* Instructions to follow *
Please copy every line of the records below without changing anything.

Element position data
* BEGIN *

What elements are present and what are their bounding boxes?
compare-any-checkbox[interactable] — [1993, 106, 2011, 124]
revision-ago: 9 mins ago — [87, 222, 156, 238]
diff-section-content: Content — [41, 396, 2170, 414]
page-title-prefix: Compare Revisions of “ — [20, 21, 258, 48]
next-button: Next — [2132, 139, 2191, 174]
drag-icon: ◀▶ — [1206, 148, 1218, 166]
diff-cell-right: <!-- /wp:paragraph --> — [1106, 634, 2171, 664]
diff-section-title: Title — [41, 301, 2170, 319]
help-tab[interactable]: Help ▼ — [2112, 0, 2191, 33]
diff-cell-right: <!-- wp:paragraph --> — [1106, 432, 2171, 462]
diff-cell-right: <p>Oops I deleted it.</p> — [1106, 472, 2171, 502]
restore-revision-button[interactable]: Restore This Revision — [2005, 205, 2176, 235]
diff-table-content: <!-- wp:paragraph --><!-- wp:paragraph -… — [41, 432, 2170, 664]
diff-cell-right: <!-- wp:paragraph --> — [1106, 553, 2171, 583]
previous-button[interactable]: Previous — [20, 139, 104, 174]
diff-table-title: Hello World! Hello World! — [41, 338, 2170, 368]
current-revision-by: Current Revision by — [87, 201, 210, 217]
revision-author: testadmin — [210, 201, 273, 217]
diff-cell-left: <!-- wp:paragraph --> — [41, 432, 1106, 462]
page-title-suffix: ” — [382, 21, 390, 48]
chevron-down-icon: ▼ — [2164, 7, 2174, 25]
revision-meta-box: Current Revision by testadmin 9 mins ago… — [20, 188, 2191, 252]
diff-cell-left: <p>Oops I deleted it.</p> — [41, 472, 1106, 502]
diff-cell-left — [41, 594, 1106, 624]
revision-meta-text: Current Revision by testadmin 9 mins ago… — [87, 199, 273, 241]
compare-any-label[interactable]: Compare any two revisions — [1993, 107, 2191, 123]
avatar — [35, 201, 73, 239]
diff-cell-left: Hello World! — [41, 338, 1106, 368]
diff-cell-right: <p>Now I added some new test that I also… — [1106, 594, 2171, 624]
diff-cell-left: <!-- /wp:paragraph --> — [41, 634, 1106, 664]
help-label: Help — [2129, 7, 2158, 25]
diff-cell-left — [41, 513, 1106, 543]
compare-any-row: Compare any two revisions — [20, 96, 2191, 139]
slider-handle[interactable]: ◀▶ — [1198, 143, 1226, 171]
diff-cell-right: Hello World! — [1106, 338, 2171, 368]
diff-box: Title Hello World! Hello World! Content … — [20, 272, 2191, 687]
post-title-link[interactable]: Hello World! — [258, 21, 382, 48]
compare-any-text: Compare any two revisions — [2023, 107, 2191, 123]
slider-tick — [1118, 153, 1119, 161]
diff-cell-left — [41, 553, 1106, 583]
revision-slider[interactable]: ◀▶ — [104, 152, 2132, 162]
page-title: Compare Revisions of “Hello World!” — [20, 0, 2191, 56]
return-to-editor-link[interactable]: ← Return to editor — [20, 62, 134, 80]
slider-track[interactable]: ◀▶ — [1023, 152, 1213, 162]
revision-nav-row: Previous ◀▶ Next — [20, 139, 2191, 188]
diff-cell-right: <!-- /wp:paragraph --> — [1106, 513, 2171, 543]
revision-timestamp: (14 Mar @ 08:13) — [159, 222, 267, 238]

* END *

* Result of this task *
What elements are present and what are their bounding boxes?
compare-any-checkbox[interactable] — [1993, 106, 2011, 124]
revision-ago: 9 mins ago — [87, 222, 156, 238]
diff-section-content: Content — [41, 396, 2170, 414]
page-title-prefix: Compare Revisions of “ — [20, 21, 258, 48]
next-button: Next — [2132, 139, 2191, 174]
drag-icon: ◀▶ — [1206, 148, 1218, 166]
diff-cell-right: <!-- /wp:paragraph --> — [1106, 634, 2171, 664]
diff-section-title: Title — [41, 301, 2170, 319]
help-tab[interactable]: Help ▼ — [2112, 0, 2191, 33]
diff-cell-right: <!-- wp:paragraph --> — [1106, 432, 2171, 462]
diff-cell-right: <p>Oops I deleted it.</p> — [1106, 472, 2171, 502]
restore-revision-button[interactable]: Restore This Revision — [2005, 205, 2176, 235]
diff-table-content: <!-- wp:paragraph --><!-- wp:paragraph -… — [41, 432, 2170, 664]
diff-cell-right: <!-- wp:paragraph --> — [1106, 553, 2171, 583]
previous-button[interactable]: Previous — [20, 139, 104, 174]
diff-table-title: Hello World! Hello World! — [41, 338, 2170, 368]
current-revision-by: Current Revision by — [87, 201, 210, 217]
revision-author: testadmin — [210, 201, 273, 217]
diff-cell-left: <!-- wp:paragraph --> — [41, 432, 1106, 462]
page-title-suffix: ” — [382, 21, 390, 48]
chevron-down-icon: ▼ — [2164, 7, 2174, 25]
revision-meta-box: Current Revision by testadmin 9 mins ago… — [20, 188, 2191, 252]
diff-cell-left: <p>Oops I deleted it.</p> — [41, 472, 1106, 502]
diff-cell-left — [41, 594, 1106, 624]
revision-meta-text: Current Revision by testadmin 9 mins ago… — [87, 199, 273, 241]
compare-any-label[interactable]: Compare any two revisions — [1993, 107, 2191, 123]
avatar — [35, 201, 73, 239]
diff-cell-left: Hello World! — [41, 338, 1106, 368]
diff-cell-right: <p>Now I added some new test that I also… — [1106, 594, 2171, 624]
diff-cell-left: <!-- /wp:paragraph --> — [41, 634, 1106, 664]
help-label: Help — [2129, 7, 2158, 25]
diff-cell-left — [41, 513, 1106, 543]
compare-any-row: Compare any two revisions — [20, 96, 2191, 139]
slider-handle[interactable]: ◀▶ — [1198, 143, 1226, 171]
diff-cell-right: Hello World! — [1106, 338, 2171, 368]
diff-box: Title Hello World! Hello World! Content … — [20, 272, 2191, 687]
post-title-link[interactable]: Hello World! — [258, 21, 382, 48]
compare-any-text: Compare any two revisions — [2023, 107, 2191, 123]
slider-tick — [1118, 153, 1119, 161]
diff-cell-left — [41, 553, 1106, 583]
revision-slider[interactable]: ◀▶ — [104, 152, 2132, 162]
page-title: Compare Revisions of “Hello World!” — [20, 0, 2191, 56]
return-to-editor-link[interactable]: ← Return to editor — [20, 62, 134, 80]
slider-track[interactable]: ◀▶ — [1023, 152, 1213, 162]
revision-nav-row: Previous ◀▶ Next — [20, 139, 2191, 188]
diff-cell-right: <!-- /wp:paragraph --> — [1106, 513, 2171, 543]
revision-timestamp: (14 Mar @ 08:13) — [159, 222, 267, 238]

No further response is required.